### Exercise objective
From the entries, filter out every line that lacks "Nachmittags" and copy the rest.

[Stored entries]
* * * * *

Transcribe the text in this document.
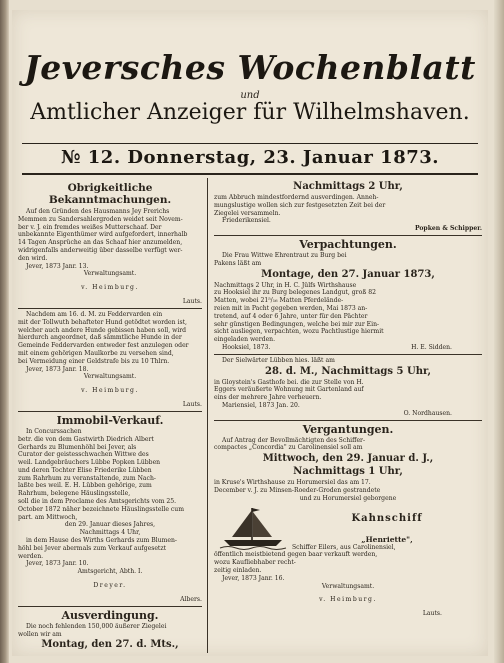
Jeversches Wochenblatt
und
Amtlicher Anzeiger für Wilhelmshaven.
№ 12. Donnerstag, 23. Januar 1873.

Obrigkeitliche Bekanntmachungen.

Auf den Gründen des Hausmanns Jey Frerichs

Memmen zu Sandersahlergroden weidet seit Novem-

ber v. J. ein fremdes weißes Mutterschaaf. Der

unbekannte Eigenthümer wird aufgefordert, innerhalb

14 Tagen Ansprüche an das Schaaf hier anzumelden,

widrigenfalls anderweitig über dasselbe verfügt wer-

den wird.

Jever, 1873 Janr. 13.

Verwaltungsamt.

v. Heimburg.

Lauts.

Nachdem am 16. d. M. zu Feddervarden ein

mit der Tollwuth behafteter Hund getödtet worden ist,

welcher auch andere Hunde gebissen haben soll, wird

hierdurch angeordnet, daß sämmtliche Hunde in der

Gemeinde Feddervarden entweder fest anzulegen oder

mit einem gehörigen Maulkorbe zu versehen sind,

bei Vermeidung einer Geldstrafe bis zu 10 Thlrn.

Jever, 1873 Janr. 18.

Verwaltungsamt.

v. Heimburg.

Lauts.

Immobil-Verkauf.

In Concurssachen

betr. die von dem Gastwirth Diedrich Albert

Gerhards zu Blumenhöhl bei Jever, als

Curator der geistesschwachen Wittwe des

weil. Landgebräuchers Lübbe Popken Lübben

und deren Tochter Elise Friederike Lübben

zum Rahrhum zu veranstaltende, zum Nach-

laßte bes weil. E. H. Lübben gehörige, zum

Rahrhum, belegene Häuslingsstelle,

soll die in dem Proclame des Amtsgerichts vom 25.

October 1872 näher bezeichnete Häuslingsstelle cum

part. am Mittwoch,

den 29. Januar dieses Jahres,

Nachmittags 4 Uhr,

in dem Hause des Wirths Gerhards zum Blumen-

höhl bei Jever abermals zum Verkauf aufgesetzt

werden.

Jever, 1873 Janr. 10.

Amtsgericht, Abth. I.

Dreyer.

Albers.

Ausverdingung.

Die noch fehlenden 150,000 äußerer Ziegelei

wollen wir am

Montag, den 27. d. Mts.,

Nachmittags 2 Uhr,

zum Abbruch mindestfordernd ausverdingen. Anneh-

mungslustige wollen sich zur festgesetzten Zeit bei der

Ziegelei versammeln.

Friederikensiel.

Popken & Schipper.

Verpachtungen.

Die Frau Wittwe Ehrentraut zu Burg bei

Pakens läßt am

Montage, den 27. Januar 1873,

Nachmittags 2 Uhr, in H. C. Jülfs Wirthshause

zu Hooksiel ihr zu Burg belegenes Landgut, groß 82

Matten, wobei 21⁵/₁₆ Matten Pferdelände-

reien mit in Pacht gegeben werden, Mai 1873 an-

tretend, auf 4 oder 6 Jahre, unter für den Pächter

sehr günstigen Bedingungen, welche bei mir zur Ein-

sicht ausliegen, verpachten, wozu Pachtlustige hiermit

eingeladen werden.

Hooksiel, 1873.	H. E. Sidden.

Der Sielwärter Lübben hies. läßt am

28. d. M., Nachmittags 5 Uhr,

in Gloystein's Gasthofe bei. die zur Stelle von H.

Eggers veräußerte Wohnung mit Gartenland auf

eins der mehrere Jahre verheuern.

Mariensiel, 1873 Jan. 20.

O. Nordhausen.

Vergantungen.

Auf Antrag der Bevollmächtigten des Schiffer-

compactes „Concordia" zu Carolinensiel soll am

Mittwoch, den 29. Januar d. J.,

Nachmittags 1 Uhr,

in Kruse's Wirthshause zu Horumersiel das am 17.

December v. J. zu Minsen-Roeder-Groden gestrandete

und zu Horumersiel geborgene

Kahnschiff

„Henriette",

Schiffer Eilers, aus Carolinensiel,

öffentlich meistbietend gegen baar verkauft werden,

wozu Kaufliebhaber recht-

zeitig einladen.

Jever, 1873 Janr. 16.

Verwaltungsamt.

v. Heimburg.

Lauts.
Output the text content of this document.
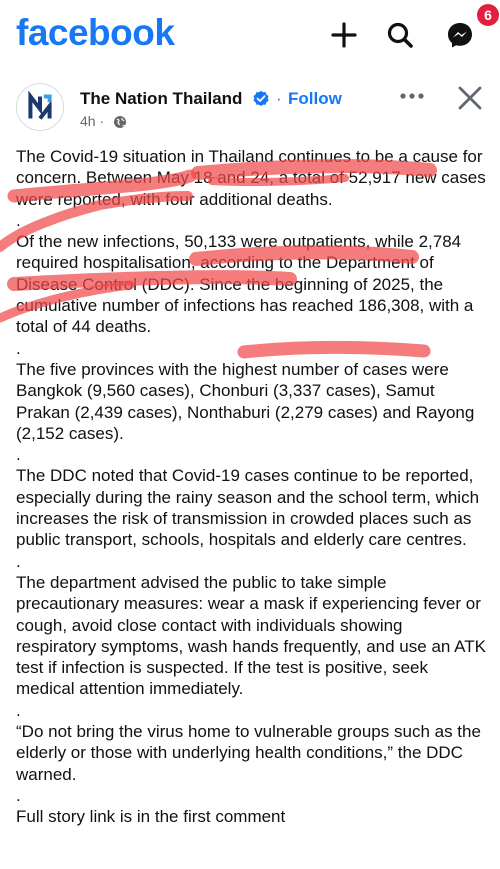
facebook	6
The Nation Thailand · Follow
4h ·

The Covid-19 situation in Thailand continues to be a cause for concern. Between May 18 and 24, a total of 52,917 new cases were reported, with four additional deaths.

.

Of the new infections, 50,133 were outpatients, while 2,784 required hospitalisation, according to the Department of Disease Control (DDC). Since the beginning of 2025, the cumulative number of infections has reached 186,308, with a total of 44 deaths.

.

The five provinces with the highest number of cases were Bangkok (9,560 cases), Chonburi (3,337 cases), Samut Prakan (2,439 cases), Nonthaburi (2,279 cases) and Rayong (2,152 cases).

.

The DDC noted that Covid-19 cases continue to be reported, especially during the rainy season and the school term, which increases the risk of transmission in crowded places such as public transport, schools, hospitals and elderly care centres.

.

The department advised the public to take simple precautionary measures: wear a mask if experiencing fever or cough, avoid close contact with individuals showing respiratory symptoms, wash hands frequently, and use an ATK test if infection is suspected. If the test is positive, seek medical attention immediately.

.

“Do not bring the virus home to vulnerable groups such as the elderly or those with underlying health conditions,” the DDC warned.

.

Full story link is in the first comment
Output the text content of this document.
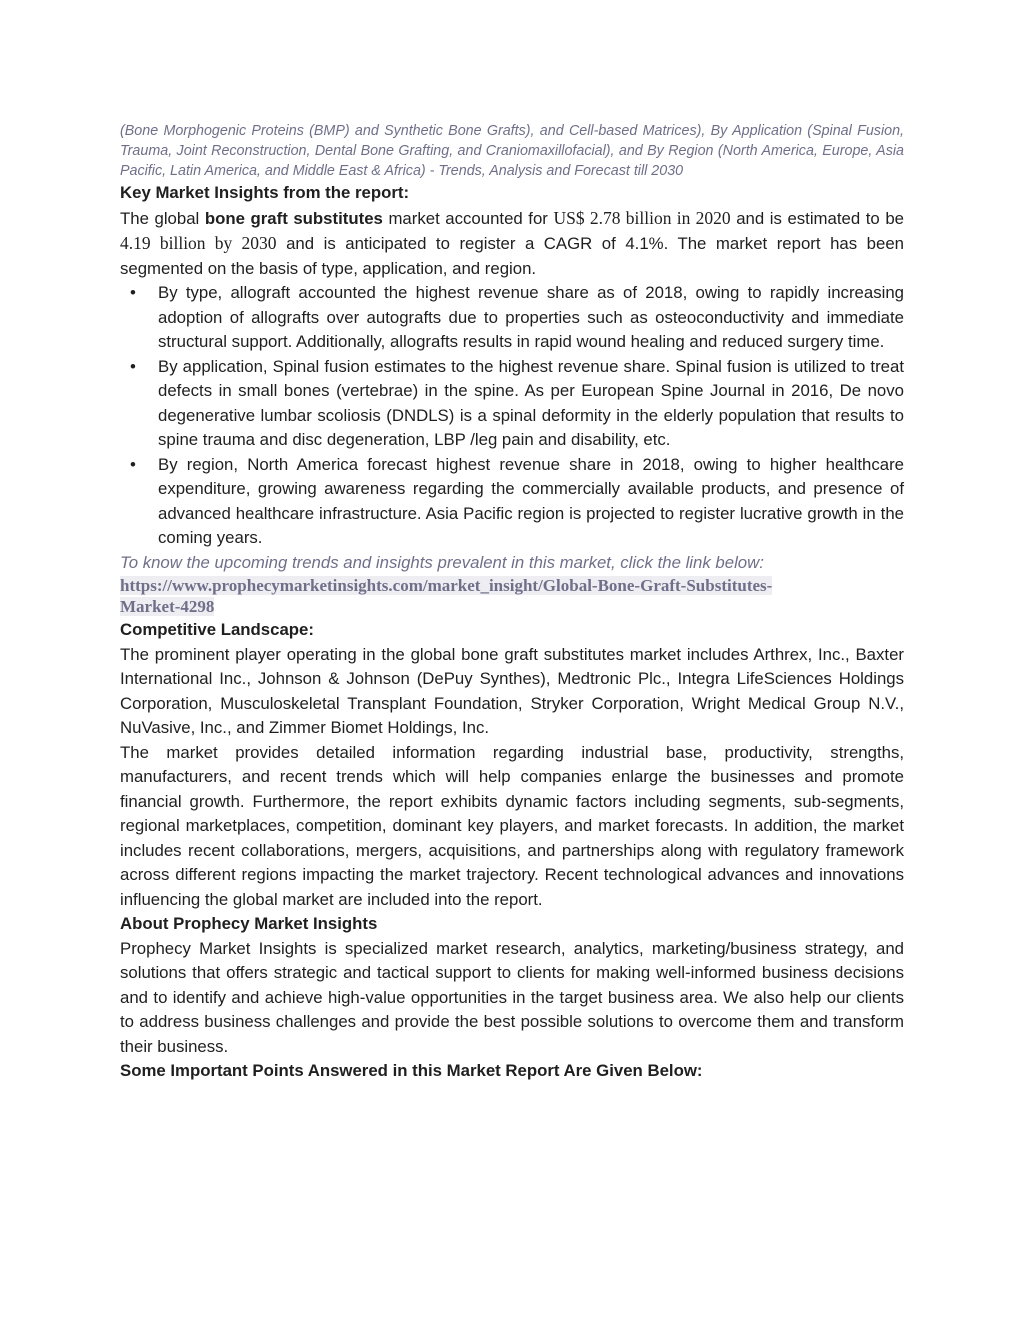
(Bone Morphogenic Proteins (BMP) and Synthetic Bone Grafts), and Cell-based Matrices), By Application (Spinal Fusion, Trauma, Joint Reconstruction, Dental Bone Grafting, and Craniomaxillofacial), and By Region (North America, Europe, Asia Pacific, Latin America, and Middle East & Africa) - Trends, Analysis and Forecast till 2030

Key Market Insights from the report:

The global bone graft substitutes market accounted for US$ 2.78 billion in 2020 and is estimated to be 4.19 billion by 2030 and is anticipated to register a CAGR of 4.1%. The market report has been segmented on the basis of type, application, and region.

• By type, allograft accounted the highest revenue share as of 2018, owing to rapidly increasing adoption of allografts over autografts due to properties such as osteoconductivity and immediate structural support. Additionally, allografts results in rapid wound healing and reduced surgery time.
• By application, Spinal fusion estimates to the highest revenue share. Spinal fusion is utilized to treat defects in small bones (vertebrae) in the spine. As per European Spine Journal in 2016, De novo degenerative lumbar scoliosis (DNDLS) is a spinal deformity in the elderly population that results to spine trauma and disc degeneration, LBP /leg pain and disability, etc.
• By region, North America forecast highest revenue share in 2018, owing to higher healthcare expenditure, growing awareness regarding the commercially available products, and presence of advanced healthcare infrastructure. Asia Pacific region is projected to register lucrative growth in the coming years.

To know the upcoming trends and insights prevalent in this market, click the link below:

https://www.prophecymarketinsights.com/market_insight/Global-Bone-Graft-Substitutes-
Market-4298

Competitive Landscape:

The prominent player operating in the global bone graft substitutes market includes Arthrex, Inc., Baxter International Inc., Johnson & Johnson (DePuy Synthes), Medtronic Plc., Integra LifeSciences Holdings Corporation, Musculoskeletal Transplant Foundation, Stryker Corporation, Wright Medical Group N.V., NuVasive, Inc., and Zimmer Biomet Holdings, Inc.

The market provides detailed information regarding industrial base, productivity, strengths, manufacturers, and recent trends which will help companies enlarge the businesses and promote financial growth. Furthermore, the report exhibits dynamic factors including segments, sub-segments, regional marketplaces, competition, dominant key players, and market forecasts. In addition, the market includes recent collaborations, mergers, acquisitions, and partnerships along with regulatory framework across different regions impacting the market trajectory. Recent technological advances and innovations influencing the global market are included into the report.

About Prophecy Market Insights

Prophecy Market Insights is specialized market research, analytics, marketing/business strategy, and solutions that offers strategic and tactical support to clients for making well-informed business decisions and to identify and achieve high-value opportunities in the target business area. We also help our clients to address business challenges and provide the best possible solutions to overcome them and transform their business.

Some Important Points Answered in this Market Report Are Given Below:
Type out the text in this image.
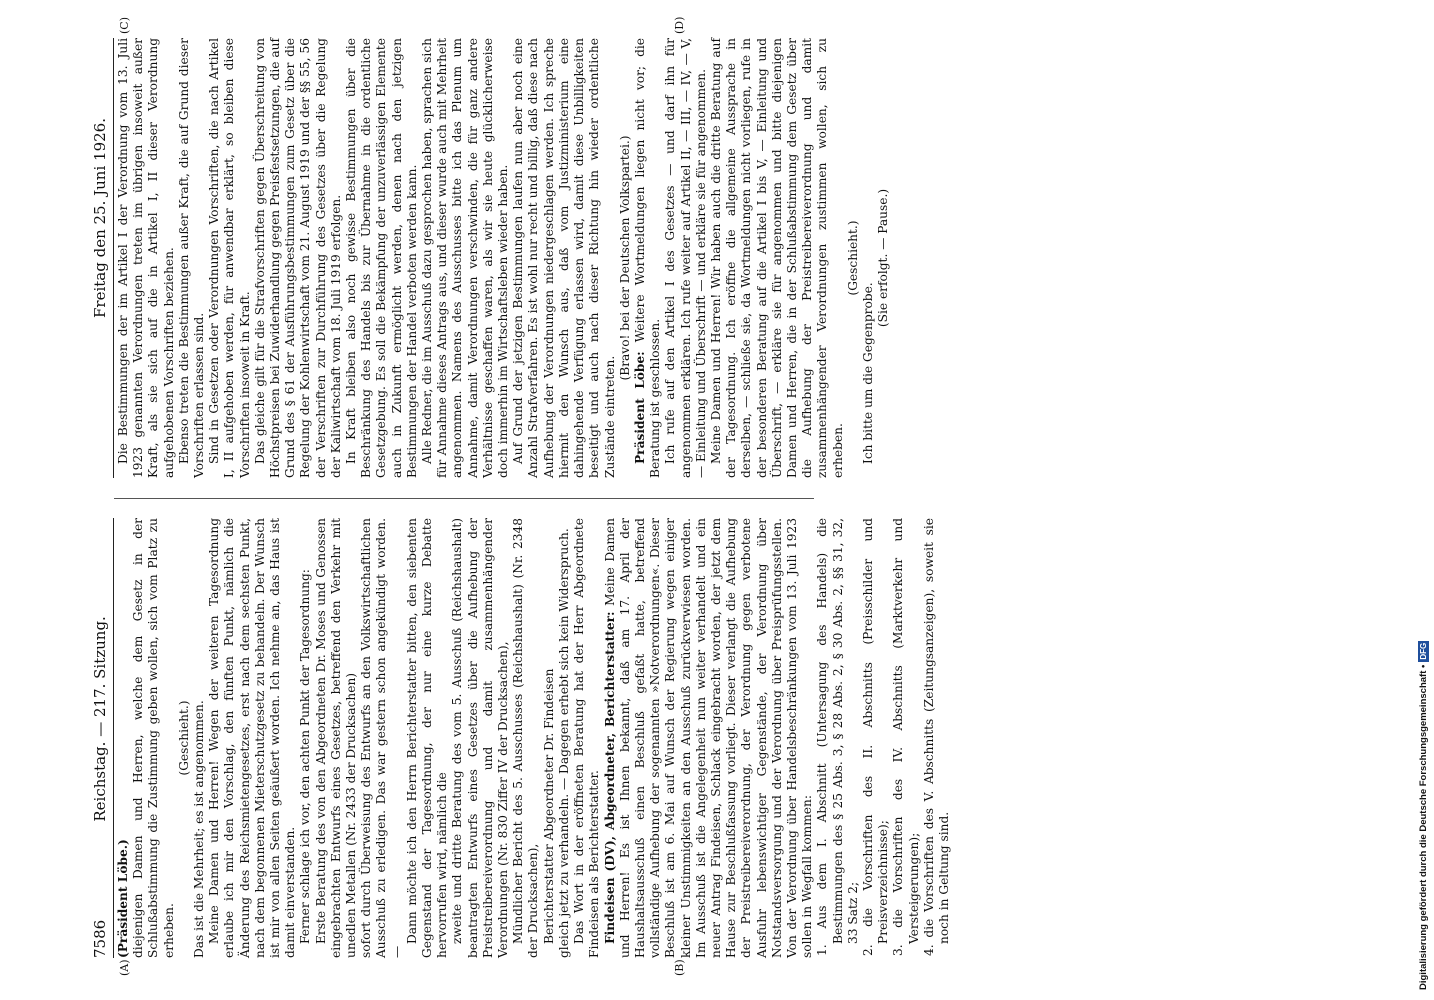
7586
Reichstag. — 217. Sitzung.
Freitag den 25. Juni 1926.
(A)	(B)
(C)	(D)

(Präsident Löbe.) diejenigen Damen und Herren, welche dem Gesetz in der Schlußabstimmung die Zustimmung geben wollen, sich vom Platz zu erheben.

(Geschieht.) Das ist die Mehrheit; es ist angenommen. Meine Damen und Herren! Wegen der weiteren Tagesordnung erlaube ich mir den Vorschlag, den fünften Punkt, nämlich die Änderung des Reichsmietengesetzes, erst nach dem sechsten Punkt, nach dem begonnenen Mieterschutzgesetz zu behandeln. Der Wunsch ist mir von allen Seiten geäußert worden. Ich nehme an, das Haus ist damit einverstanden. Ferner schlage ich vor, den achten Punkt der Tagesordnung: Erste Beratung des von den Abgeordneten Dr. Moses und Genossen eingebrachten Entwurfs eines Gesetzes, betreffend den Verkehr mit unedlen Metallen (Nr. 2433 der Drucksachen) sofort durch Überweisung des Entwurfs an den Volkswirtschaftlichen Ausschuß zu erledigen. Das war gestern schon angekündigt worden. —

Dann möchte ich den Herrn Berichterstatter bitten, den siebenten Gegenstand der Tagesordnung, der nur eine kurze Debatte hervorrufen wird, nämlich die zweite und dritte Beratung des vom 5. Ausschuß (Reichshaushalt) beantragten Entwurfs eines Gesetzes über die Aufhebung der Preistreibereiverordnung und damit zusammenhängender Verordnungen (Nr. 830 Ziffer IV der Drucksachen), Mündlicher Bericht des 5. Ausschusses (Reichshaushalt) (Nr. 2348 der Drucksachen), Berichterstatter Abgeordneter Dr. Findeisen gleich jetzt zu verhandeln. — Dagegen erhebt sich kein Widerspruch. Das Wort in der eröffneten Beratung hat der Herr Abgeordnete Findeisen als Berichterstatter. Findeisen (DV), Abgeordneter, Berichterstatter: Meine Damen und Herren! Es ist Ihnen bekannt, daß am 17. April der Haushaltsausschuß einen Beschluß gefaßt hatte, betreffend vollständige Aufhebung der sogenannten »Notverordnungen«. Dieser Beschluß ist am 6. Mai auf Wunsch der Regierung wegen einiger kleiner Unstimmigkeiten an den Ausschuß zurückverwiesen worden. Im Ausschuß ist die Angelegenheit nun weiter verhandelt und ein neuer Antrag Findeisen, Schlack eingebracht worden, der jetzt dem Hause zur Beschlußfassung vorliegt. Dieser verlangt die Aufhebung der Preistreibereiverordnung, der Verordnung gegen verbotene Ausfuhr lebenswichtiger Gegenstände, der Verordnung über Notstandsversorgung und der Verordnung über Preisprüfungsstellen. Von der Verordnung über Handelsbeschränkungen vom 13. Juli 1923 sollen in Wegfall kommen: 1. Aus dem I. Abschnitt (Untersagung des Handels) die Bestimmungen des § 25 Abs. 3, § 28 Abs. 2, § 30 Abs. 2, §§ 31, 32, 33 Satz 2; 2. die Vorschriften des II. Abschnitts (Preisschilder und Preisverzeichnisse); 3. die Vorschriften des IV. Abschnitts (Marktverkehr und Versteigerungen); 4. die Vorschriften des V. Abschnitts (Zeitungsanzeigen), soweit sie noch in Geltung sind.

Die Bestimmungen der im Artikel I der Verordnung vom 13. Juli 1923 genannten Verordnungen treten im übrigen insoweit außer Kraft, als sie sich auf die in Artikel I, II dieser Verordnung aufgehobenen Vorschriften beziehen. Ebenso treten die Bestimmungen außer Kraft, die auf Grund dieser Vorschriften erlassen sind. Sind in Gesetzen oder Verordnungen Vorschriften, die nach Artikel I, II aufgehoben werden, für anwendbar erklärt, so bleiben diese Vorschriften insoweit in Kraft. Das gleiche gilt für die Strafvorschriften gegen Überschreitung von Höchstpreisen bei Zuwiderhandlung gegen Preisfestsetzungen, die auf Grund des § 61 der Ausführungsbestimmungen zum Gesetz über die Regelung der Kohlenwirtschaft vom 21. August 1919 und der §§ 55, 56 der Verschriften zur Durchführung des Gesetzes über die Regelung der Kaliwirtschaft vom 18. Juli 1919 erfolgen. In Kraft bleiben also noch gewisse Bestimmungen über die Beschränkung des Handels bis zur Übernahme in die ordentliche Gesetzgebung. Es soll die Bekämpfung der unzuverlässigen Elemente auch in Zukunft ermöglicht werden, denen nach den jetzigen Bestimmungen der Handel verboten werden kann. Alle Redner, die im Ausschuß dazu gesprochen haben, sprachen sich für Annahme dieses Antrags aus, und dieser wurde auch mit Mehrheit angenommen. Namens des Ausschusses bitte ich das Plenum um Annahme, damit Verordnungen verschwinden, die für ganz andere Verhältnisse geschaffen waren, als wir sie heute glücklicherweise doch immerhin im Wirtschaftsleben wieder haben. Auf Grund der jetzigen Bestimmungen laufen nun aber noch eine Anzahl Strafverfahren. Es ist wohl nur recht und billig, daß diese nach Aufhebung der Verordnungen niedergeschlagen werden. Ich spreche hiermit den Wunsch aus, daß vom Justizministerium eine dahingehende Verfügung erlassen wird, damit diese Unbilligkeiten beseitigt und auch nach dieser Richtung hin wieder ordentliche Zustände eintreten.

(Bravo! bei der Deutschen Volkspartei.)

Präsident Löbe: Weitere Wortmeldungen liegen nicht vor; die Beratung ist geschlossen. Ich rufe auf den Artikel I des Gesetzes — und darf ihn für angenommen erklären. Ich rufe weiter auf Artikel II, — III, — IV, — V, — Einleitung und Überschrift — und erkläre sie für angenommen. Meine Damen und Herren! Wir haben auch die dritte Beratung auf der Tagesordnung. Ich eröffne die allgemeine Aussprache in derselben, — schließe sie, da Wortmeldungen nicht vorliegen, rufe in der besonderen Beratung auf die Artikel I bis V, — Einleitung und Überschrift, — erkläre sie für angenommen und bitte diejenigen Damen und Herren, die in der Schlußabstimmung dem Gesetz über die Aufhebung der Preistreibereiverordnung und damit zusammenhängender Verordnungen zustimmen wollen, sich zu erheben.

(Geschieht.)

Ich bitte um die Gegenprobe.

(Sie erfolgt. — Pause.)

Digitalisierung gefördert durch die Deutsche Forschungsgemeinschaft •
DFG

* * * * *

### Solution to this task
Nachmittags 4 Uhr,
Nachmittags 2 Uhr,
Nachmittags 2 Uhr, in H. C. Jülfs Wirthshause
28. d. M., Nachmittags 5 Uhr,
Nachmittags 1 Uhr,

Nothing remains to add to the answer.